[Podany fragment]:

·····

Wysłany: 2015-06-01, 17:09   

RN napisał/a:
Co to znaczy pokolenie 1914 :?:

1. Ludzi dorosłych, którzy wtedy żyli :?:
2. Wszystkich, nawet takich, którzy się w 1914 r urodzili :?:


To zależy od widzimisię CK.
Interpretacji było wiele np. ludzie którzy pamiętali 1914 r
Ale pojęcie pokolenia na tyle się rozciągnęło, że teraz piszą o zazębiających się pokoleniach...
Galimatias na 102 fajerki i ubaw po pachy :-D

Tak to jest Erenie jak się chce udowodnić na siłę swoje wybraństwo...

Pwt 18:20 bw "Wszakże prorok, który ośmieli się mówić w moim imieniu słowo, którego mu nie nakazałem mówić, albo który będzie przemawiał w imieniu innych bogów, taki prorok poniesie śmierć."

·····

(Pozycje wymienione w zbiorze danych)
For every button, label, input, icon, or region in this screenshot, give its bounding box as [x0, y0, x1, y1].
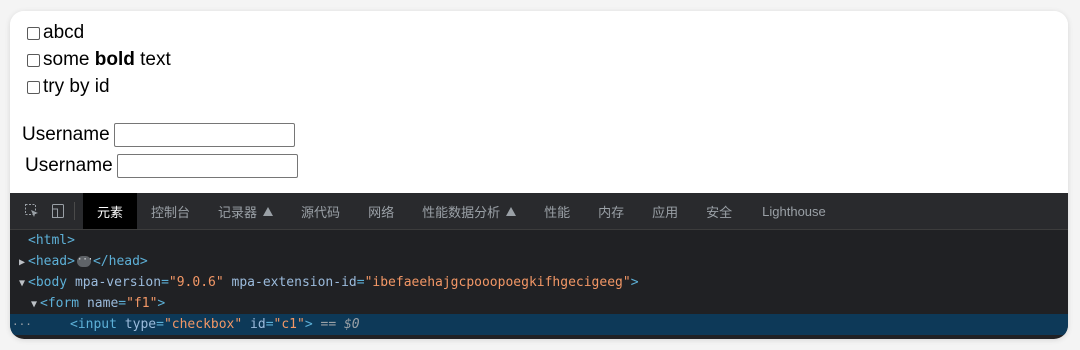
inspect-element-icon[interactable] — [24, 203, 40, 219]
attr-name: id — [250, 317, 266, 332]
username-row-2: Username — [25, 154, 298, 178]
collapse-triangle-icon[interactable]: ▼ — [16, 273, 28, 294]
flask-icon — [263, 206, 274, 216]
tab-label: 应用 — [652, 204, 679, 220]
checkbox-label-pre: some — [43, 49, 95, 70]
checkbox-label: try by id — [43, 76, 110, 97]
attr-name: mpa-extension-id — [231, 275, 357, 290]
toolbar-separator — [74, 202, 75, 220]
attr-name: name — [86, 296, 119, 311]
devtools-toolbar: 元素 控制台 记录器 源代码 网络 性能数据分析 性能 内存 应用 安全 Lig… — [10, 193, 1068, 230]
tab-performance-insights[interactable]: 性能数据分析 — [408, 193, 530, 229]
tab-label: 源代码 — [301, 204, 341, 220]
tab-label: 性能数据分析 — [422, 204, 501, 220]
username-input-1[interactable] — [113, 123, 295, 147]
tab-console[interactable]: 控制台 — [137, 193, 204, 229]
attr-value: "ibefaeehajgcpooopoegkifhgecigeeg" — [364, 275, 631, 290]
attr-value: "checkbox" — [163, 317, 243, 332]
username-row-1: Username — [22, 123, 295, 147]
ellipsis-icon[interactable]: ··· — [76, 256, 93, 267]
checkbox-row-bold-text: some bold text — [27, 49, 171, 71]
selected-node-marker: == $0 — [320, 317, 360, 332]
checkbox-try-by-id[interactable] — [27, 80, 40, 94]
checkbox-label: abcd — [43, 22, 85, 43]
dom-node-head[interactable]: ▶ <head> ···</head> — [10, 251, 1068, 272]
dom-node-body[interactable]: ▼ <body mpa-version="9.0.6" mpa-extension… — [10, 272, 1068, 293]
dom-tree: <html> ▶ <head> ···</head> ▼ <body mpa-vers… — [10, 230, 1068, 335]
tab-performance[interactable]: 性能 — [530, 193, 584, 229]
tag-body-open: <body — [28, 275, 68, 290]
checkbox-bold-text[interactable] — [27, 53, 40, 67]
tab-sources[interactable]: 源代码 — [287, 193, 354, 229]
tab-application[interactable]: 应用 — [638, 193, 692, 229]
browser-window: abcd some bold text try by id Username U… — [10, 11, 1068, 339]
tab-memory[interactable]: 内存 — [584, 193, 638, 229]
flask-icon — [506, 206, 517, 216]
tab-label: 记录器 — [218, 204, 258, 220]
checkbox-row-abcd: abcd — [27, 22, 84, 44]
tab-label: 元素 — [97, 204, 124, 220]
username-label: Username — [25, 155, 113, 176]
tab-elements[interactable]: 元素 — [83, 193, 138, 229]
tab-label: 网络 — [368, 204, 395, 220]
attr-value: "9.0.6" — [168, 275, 224, 290]
tab-recorder[interactable]: 记录器 — [204, 193, 287, 229]
dom-node-input-selected[interactable]: ··· <input type="checkbox" id="c1"> == $0 — [10, 314, 1068, 335]
tab-label: 性能 — [544, 204, 571, 220]
tag-html: <html> — [28, 233, 75, 248]
tab-label: 内存 — [598, 204, 625, 220]
dom-node-html[interactable]: <html> — [10, 230, 1068, 251]
tab-label: Lighthouse — [762, 203, 826, 219]
tab-lighthouse[interactable]: Lighthouse — [746, 193, 840, 229]
attr-value: "f1" — [126, 296, 158, 311]
tab-security[interactable]: 安全 — [692, 193, 746, 229]
more-dots-icon[interactable]: ··· — [12, 314, 32, 335]
devtools-panel: 元素 控制台 记录器 源代码 网络 性能数据分析 性能 内存 应用 安全 Lig… — [10, 193, 1068, 339]
tab-label: 控制台 — [151, 204, 191, 220]
page-content: abcd some bold text try by id Username U… — [10, 11, 1068, 193]
device-toolbar-icon[interactable] — [50, 203, 66, 219]
username-input-2[interactable] — [116, 154, 298, 178]
expand-triangle-icon[interactable]: ▶ — [16, 252, 28, 273]
tab-network[interactable]: 网络 — [354, 193, 408, 229]
attr-name: type — [124, 317, 157, 332]
tag-input-open: <input — [70, 317, 117, 332]
tag-form-open: <form — [40, 296, 80, 311]
tag-head-close: </head> — [92, 254, 148, 269]
checkbox-row-try-by-id: try by id — [27, 76, 110, 98]
username-label: Username — [22, 124, 110, 145]
checkbox-label-post: text — [134, 49, 171, 70]
dom-node-form[interactable]: ▼ <form name="f1"> — [10, 293, 1068, 314]
attr-value: "c1" — [273, 317, 305, 332]
tag-head-open: <head> — [28, 254, 75, 269]
tab-label: 安全 — [706, 204, 733, 220]
checkbox-abcd[interactable] — [27, 26, 40, 40]
attr-name: mpa-version — [74, 275, 162, 290]
collapse-triangle-icon[interactable]: ▼ — [28, 294, 40, 315]
checkbox-label-bold: bold — [94, 49, 135, 70]
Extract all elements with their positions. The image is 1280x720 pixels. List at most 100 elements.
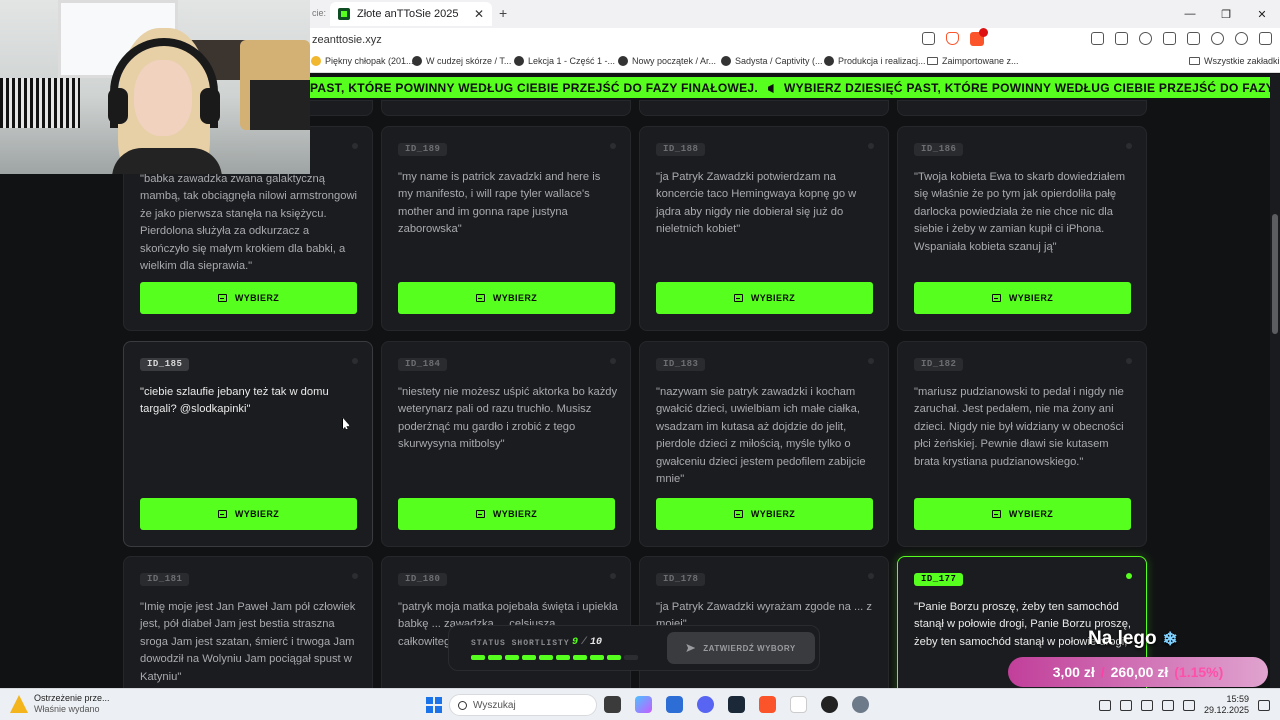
close-window-button[interactable]: ✕ bbox=[1244, 0, 1280, 28]
minimize-button[interactable]: — bbox=[1172, 0, 1208, 28]
media-icon[interactable] bbox=[1139, 32, 1152, 45]
progress-segment bbox=[624, 655, 638, 660]
progress-segment bbox=[522, 655, 536, 660]
submission-quote: "my name is patrick zavadzki and here is… bbox=[398, 171, 601, 236]
id-badge: ID_181 bbox=[140, 573, 190, 586]
select-icon bbox=[733, 510, 743, 518]
select-button[interactable]: WYBIERZ bbox=[140, 498, 357, 530]
all-bookmarks-folder[interactable]: Wszystkie zakładki bbox=[1189, 56, 1280, 66]
url-field[interactable]: zeanttosie.xyz bbox=[312, 34, 382, 46]
select-icon bbox=[475, 510, 485, 518]
confirm-choices-button[interactable]: ZATWIERDŹ WYBORY bbox=[667, 632, 815, 664]
maximize-button[interactable]: ❐ bbox=[1208, 0, 1244, 28]
copilot-icon[interactable] bbox=[635, 696, 652, 713]
submission-card: ID_189 "my name is patrick zavadzki and … bbox=[381, 126, 631, 331]
toolbar-icons bbox=[1091, 32, 1272, 45]
folder-icon bbox=[927, 57, 938, 65]
submission-quote: "ciebie szlaufie jebany też tak w domu t… bbox=[140, 386, 329, 416]
select-button[interactable]: WYBIERZ bbox=[398, 282, 615, 314]
screenshot-icon[interactable] bbox=[1115, 32, 1128, 45]
select-button[interactable]: WYBIERZ bbox=[140, 282, 357, 314]
id-badge: ID_178 bbox=[656, 573, 706, 586]
bookmark-item[interactable]: Piękny chłopak (201... bbox=[311, 56, 414, 66]
bookmark-favicon-icon bbox=[412, 56, 422, 66]
leo-icon[interactable] bbox=[1211, 32, 1224, 45]
brave-icon[interactable] bbox=[759, 696, 776, 713]
share-icon[interactable] bbox=[922, 32, 935, 45]
select-icon bbox=[733, 294, 743, 302]
window-controls: — ❐ ✕ bbox=[1172, 0, 1280, 28]
taskbar-search[interactable]: Wyszukaj bbox=[449, 694, 597, 716]
select-icon bbox=[217, 294, 227, 302]
selection-dot bbox=[610, 573, 616, 579]
submission-card: ID_186 "Twoja kobieta Ewa to skarb dowie… bbox=[897, 126, 1147, 331]
cam-speaker-dark bbox=[250, 80, 310, 130]
select-button[interactable]: WYBIERZ bbox=[914, 282, 1131, 314]
active-tab[interactable]: Złote anTToSie 2025 ✕ bbox=[330, 2, 492, 26]
brave-shields-icon[interactable] bbox=[946, 32, 959, 45]
submission-card: ID_188 "ja Patryk Zawadzki potwierdzam n… bbox=[639, 126, 889, 331]
sidebar-icon[interactable] bbox=[1163, 32, 1176, 45]
notification[interactable]: Ostrzeżenie prze... Właśnie wydano bbox=[10, 693, 110, 715]
microphone-icon[interactable] bbox=[1140, 699, 1153, 711]
discord-icon[interactable] bbox=[697, 696, 714, 713]
bookmark-folder[interactable]: Zaimportowane z... bbox=[927, 56, 1019, 66]
extensions-icon[interactable] bbox=[1091, 32, 1104, 45]
settings-icon[interactable] bbox=[852, 696, 869, 713]
submission-quote: "babka zawadzka zwana galaktyczną mambą,… bbox=[140, 173, 358, 273]
progress-segment bbox=[607, 655, 621, 660]
chevron-up-icon[interactable] bbox=[1098, 699, 1111, 711]
address-actions bbox=[922, 28, 988, 46]
banner-text: WYBIERZ DZIESIĘĆ PAST, KTÓRE POWINNY WED… bbox=[784, 81, 1280, 95]
bookmark-item[interactable]: Produkcja i realizacj... bbox=[824, 56, 926, 66]
notification-subtitle: Właśnie wydano bbox=[34, 704, 100, 714]
clock[interactable]: 15:59 29.12.2025 bbox=[1204, 694, 1249, 716]
shortlist-status-panel: STATUS SHORTLISTY 9/10 ZATWIERDŹ WYBORY bbox=[448, 625, 820, 671]
progress-segment bbox=[505, 655, 519, 660]
menu-icon[interactable] bbox=[1259, 32, 1272, 45]
megaphone-icon bbox=[768, 84, 774, 93]
donation-goal-title: Na lego ❄ bbox=[1088, 628, 1178, 649]
new-tab-button[interactable]: + bbox=[499, 5, 507, 21]
notification-bell-icon[interactable] bbox=[1258, 699, 1270, 711]
scrollbar-thumb[interactable] bbox=[1272, 214, 1278, 334]
progress-segment bbox=[539, 655, 553, 660]
network-icon[interactable] bbox=[1119, 699, 1132, 711]
display-icon[interactable] bbox=[1161, 699, 1174, 711]
steam-icon[interactable] bbox=[728, 696, 745, 713]
bookmark-item[interactable]: W cudzej skórze / T... bbox=[412, 56, 511, 66]
tab-close-icon[interactable]: ✕ bbox=[474, 7, 484, 21]
snowflake-icon: ❄ bbox=[1162, 628, 1178, 649]
scrollbar[interactable] bbox=[1270, 74, 1280, 688]
selection-dot bbox=[610, 358, 616, 364]
bookmark-item[interactable]: Nowy początek / Ar... bbox=[618, 56, 716, 66]
select-button[interactable]: WYBIERZ bbox=[398, 498, 615, 530]
progress-segment bbox=[488, 655, 502, 660]
file-icon[interactable] bbox=[790, 696, 807, 713]
selection-dot bbox=[868, 143, 874, 149]
select-button[interactable]: WYBIERZ bbox=[914, 498, 1131, 530]
selection-dot bbox=[352, 358, 358, 364]
obs-icon[interactable] bbox=[821, 696, 838, 713]
select-button[interactable]: WYBIERZ bbox=[656, 498, 873, 530]
card-partial bbox=[897, 100, 1147, 116]
card-partial bbox=[381, 100, 631, 116]
selection-dot bbox=[868, 573, 874, 579]
volume-icon[interactable] bbox=[1182, 699, 1195, 711]
progress-segment bbox=[471, 655, 485, 660]
bookmark-item[interactable]: Lekcja 1 - Część 1 -... bbox=[514, 56, 615, 66]
vpn-icon[interactable] bbox=[1235, 32, 1248, 45]
task-view-icon[interactable] bbox=[604, 696, 621, 713]
id-badge: ID_182 bbox=[914, 358, 964, 371]
select-button[interactable]: WYBIERZ bbox=[656, 282, 873, 314]
streamer bbox=[100, 18, 230, 174]
submission-card: ID_181 "Imię moje jest Jan Paweł Jam pół… bbox=[123, 556, 373, 688]
brave-rewards-icon[interactable] bbox=[970, 28, 988, 46]
banner-item: WYBIERZ DZIESIĘĆ PAST, KTÓRE POWINNY WED… bbox=[768, 81, 1280, 95]
windows-start-icon[interactable] bbox=[426, 697, 442, 713]
store-icon[interactable] bbox=[666, 696, 683, 713]
wallet-icon[interactable] bbox=[1187, 32, 1200, 45]
bookmark-item[interactable]: Sadysta / Captivity (... bbox=[721, 56, 823, 66]
previous-tab-label[interactable]: cie: bbox=[312, 8, 326, 18]
selection-dot bbox=[1126, 573, 1132, 579]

·····

[Zadania do wykonania]:
(A) Przepisz wiernie część wpisu o pokoleniu 1914, zaczynając od miejsca ze słowami „1. Ludzi dorosłych, którzy” i kończąc po słowach „zazębiających się pokoleniach...”.
(B) Napisz dalszy ciąg wpisu o pokoleniu 1914, począwszy od miejsca, w którym się urywa.
Pozycje pochodzą z innego źródła niż wpis o pokoleniu 1914.

[Wyniki zadań]:
(A)
1. Ludzi dorosłych, którzy wtedy żyli :?:
2. Wszystkich, nawet takich, którzy się w 1914 r urodzili :?:


To zależy od widzimisię CK.
Interpretacji było wiele np. ludzie którzy pamiętali 1914 r
Ale pojęcie pokolenia na tyle się rozciągnęło, że teraz piszą o zazębiających się pokoleniach...

(B)
Mk 13:32 bg "Lecz o onym dniu i godzinie nikt nie wie, ani Aniołowie, którzy są w niebie, ani Syn, tylko Ojciec."
 
 
Obserwator 
Forum exŚwiadków


Wyznanie: https://swiadkowiejehowywpolsce.org/index.php
Pomógł: 62 razy
Dołączył: 08 Maj 2012
Posty: 6548
Wysłany: 2015-06-01, 18:09   

RN napisał/a:
Co to znaczy pokolenie 1914 :?:

1. Ludzi dorosłych, którzy wtedy żyli :?:
2. Wszystkich, nawet takich, którzy się w 1914 r urodzili :?:


I tak i siak:

„Toteż jeśli chodzi o zastosowanie słowa »pokolenie« w naszych czasach logicznie rzecz biorąc nie może się ono odnosić do dzieci urodzonych w trakcie pierwszej wojny światowej. Dotyczy naśladowców Chrystusa i innych, którzy obserwowali tę wojnę oraz pozostałe zjawiska, jakie wydarzyły się zgodnie ze złożonym »znakiem« podanym przez Jezusa.” (Strażnica Rok C [1979] Nr 18 s. 24).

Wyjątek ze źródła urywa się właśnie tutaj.